• STATED EXERCISE: Restate the whole listing exactly.

################

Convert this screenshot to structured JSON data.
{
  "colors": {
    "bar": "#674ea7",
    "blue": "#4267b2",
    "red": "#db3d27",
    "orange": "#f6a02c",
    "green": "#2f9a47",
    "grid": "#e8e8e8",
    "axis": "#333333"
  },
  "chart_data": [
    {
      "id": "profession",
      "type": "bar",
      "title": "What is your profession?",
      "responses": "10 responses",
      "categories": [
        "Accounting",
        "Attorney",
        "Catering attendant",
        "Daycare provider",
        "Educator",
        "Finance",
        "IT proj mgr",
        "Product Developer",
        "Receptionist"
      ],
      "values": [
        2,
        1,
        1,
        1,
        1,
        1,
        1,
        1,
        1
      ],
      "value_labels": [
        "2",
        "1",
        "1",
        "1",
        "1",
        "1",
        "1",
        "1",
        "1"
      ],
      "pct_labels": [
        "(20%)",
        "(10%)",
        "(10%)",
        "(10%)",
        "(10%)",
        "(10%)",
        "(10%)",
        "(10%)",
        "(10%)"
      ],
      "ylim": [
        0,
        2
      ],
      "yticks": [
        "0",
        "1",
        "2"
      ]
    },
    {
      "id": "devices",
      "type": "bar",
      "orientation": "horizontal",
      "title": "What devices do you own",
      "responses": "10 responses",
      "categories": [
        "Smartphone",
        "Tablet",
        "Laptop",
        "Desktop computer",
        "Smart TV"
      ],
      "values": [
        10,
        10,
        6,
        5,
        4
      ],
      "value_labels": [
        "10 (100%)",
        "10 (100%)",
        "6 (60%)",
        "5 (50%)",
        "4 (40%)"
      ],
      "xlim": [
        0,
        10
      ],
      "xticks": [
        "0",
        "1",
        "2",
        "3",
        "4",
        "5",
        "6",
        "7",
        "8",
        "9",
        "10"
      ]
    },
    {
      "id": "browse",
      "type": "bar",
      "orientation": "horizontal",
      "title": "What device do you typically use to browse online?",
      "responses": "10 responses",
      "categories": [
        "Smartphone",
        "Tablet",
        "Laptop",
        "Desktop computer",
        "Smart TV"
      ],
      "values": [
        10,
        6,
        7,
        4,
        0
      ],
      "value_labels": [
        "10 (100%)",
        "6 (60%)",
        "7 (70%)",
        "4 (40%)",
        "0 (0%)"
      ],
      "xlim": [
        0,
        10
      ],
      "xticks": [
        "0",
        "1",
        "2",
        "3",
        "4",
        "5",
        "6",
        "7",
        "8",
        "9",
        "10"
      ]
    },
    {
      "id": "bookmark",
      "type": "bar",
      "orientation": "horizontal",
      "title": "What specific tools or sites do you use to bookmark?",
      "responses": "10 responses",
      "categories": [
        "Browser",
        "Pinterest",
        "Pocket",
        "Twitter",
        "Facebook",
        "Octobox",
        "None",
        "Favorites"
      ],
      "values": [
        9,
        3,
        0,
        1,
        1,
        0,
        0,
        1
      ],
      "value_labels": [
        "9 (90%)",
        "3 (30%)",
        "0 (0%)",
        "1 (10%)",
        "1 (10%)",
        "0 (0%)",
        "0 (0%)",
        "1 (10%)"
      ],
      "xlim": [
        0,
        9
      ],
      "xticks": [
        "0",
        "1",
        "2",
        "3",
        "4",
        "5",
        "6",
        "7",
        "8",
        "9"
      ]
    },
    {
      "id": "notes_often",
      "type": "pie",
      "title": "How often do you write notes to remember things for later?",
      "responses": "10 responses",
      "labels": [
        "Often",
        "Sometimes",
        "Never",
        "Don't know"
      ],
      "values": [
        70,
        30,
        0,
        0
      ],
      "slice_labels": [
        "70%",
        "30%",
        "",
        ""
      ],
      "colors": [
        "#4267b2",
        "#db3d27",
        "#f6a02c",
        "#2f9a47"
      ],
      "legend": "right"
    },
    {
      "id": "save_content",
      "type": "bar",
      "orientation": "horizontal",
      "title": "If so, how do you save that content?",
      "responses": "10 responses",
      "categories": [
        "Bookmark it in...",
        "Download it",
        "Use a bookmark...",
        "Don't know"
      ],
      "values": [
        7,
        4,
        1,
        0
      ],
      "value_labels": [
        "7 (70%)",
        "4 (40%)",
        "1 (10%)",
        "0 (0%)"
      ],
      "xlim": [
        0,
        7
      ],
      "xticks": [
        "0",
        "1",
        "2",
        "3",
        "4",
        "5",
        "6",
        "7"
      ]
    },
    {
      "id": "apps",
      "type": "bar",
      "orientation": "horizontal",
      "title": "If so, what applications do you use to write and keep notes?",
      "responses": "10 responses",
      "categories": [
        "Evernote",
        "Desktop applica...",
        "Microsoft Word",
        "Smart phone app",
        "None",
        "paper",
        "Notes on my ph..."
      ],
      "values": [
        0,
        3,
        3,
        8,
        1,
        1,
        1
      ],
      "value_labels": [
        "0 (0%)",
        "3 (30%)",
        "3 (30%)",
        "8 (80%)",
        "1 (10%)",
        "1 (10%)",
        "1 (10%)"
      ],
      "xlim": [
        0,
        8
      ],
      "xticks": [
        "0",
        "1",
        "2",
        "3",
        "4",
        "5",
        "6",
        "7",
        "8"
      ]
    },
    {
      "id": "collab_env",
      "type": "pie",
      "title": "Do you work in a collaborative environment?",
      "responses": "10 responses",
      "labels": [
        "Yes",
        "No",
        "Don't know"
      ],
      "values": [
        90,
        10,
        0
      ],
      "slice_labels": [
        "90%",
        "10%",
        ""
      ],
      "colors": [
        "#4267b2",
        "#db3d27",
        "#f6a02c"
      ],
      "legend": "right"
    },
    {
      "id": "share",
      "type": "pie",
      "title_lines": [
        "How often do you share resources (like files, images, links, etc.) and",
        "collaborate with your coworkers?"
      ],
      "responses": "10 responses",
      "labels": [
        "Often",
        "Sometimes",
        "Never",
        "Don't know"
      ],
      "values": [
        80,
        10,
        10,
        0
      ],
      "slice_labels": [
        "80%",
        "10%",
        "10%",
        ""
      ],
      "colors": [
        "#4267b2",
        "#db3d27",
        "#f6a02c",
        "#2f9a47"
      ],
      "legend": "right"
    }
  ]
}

################

• OUTPUT:
Convert this screenshot to structured JSON data.
{
  "colors": {
    "bar": "#674ea7",
    "blue": "#4267b2",
    "red": "#db3d27",
    "orange": "#f6a02c",
    "green": "#2f9a47",
    "grid": "#e8e8e8",
    "axis": "#333333"
  },
  "chart_data": [
    {
      "id": "profession",
      "type": "bar",
      "title": "What is your profession?",
      "responses": "10 responses",
      "categories": [
        "Accounting",
        "Attorney",
        "Catering attendant",
        "Daycare provider",
        "Educator",
        "Finance",
        "IT proj mgr",
        "Product Developer",
        "Receptionist"
      ],
      "values": [
        2,
        1,
        1,
        1,
        1,
        1,
        1,
        1,
        1
      ],
      "value_labels": [
        "2",
        "1",
        "1",
        "1",
        "1",
        "1",
        "1",
        "1",
        "1"
      ],
      "pct_labels": [
        "(20%)",
        "(10%)",
        "(10%)",
        "(10%)",
        "(10%)",
        "(10%)",
        "(10%)",
        "(10%)",
        "(10%)"
      ],
      "ylim": [
        0,
        2
      ],
      "yticks": [
        "0",
        "1",
        "2"
      ]
    },
    {
      "id": "devices",
      "type": "bar",
      "orientation": "horizontal",
      "title": "What devices do you own",
      "responses": "10 responses",
      "categories": [
        "Smartphone",
        "Tablet",
        "Laptop",
        "Desktop computer",
        "Smart TV"
      ],
      "values": [
        10,
        10,
        6,
        5,
        4
      ],
      "value_labels": [
        "10 (100%)",
        "10 (100%)",
        "6 (60%)",
        "5 (50%)",
        "4 (40%)"
      ],
      "xlim": [
        0,
        10
      ],
      "xticks": [
        "0",
        "1",
        "2",
        "3",
        "4",
        "5",
        "6",
        "7",
        "8",
        "9",
        "10"
      ]
    },
    {
      "id": "browse",
      "type": "bar",
      "orientation": "horizontal",
      "title": "What device do you typically use to browse online?",
      "responses": "10 responses",
      "categories": [
        "Smartphone",
        "Tablet",
        "Laptop",
        "Desktop computer",
        "Smart TV"
      ],
      "values": [
        10,
        6,
        7,
        4,
        0
      ],
      "value_labels": [
        "10 (100%)",
        "6 (60%)",
        "7 (70%)",
        "4 (40%)",
        "0 (0%)"
      ],
      "xlim": [
        0,
        10
      ],
      "xticks": [
        "0",
        "1",
        "2",
        "3",
        "4",
        "5",
        "6",
        "7",
        "8",
        "9",
        "10"
      ]
    },
    {
      "id": "bookmark",
      "type": "bar",
      "orientation": "horizontal",
      "title": "What specific tools or sites do you use to bookmark?",
      "responses": "10 responses",
      "categories": [
        "Browser",
        "Pinterest",
        "Pocket",
        "Twitter",
        "Facebook",
        "Octobox",
        "None",
        "Favorites"
      ],
      "values": [
        9,
        3,
        0,
        1,
        1,
        0,
        0,
        1
      ],
      "value_labels": [
        "9 (90%)",
        "3 (30%)",
        "0 (0%)",
        "1 (10%)",
        "1 (10%)",
        "0 (0%)",
        "0 (0%)",
        "1 (10%)"
      ],
      "xlim": [
        0,
        9
      ],
      "xticks": [
        "0",
        "1",
        "2",
        "3",
        "4",
        "5",
        "6",
        "7",
        "8",
        "9"
      ]
    },
    {
      "id": "notes_often",
      "type": "pie",
      "title": "How often do you write notes to remember things for later?",
      "responses": "10 responses",
      "labels": [
        "Often",
        "Sometimes",
        "Never",
        "Don't know"
      ],
      "values": [
        70,
        30,
        0,
        0
      ],
      "slice_labels": [
        "70%",
        "30%",
        "",
        ""
      ],
      "colors": [
        "#4267b2",
        "#db3d27",
        "#f6a02c",
        "#2f9a47"
      ],
      "legend": "right"
    },
    {
      "id": "save_content",
      "type": "bar",
      "orientation": "horizontal",
      "title": "If so, how do you save that content?",
      "responses": "10 responses",
      "categories": [
        "Bookmark it in...",
        "Download it",
        "Use a bookmark...",
        "Don't know"
      ],
      "values": [
        7,
        4,
        1,
        0
      ],
      "value_labels": [
        "7 (70%)",
        "4 (40%)",
        "1 (10%)",
        "0 (0%)"
      ],
      "xlim": [
        0,
        7
      ],
      "xticks": [
        "0",
        "1",
        "2",
        "3",
        "4",
        "5",
        "6",
        "7"
      ]
    },
    {
      "id": "apps",
      "type": "bar",
      "orientation": "horizontal",
      "title": "If so, what applications do you use to write and keep notes?",
      "responses": "10 responses",
      "categories": [
        "Evernote",
        "Desktop applica...",
        "Microsoft Word",
        "Smart phone app",
        "None",
        "paper",
        "Notes on my ph..."
      ],
      "values": [
        0,
        3,
        3,
        8,
        1,
        1,
        1
      ],
      "value_labels": [
        "0 (0%)",
        "3 (30%)",
        "3 (30%)",
        "8 (80%)",
        "1 (10%)",
        "1 (10%)",
        "1 (10%)"
      ],
      "xlim": [
        0,
        8
      ],
      "xticks": [
        "0",
        "1",
        "2",
        "3",
        "4",
        "5",
        "6",
        "7",
        "8"
      ]
    },
    {
      "id": "collab_env",
      "type": "pie",
      "title": "Do you work in a collaborative environment?",
      "responses": "10 responses",
      "labels": [
        "Yes",
        "No",
        "Don't know"
      ],
      "values": [
        90,
        10,
        0
      ],
      "slice_labels": [
        "90%",
        "10%",
        ""
      ],
      "colors": [
        "#4267b2",
        "#db3d27",
        "#f6a02c"
      ],
      "legend": "right"
    },
    {
      "id": "share",
      "type": "pie",
      "title_lines": [
        "How often do you share resources (like files, images, links, etc.) and",
        "collaborate with your coworkers?"
      ],
      "responses": "10 responses",
      "labels": [
        "Often",
        "Sometimes",
        "Never",
        "Don't know"
      ],
      "values": [
        80,
        10,
        10,
        0
      ],
      "slice_labels": [
        "80%",
        "10%",
        "10%",
        ""
      ],
      "colors": [
        "#4267b2",
        "#db3d27",
        "#f6a02c",
        "#2f9a47"
      ],
      "legend": "right"
    }
  ]
}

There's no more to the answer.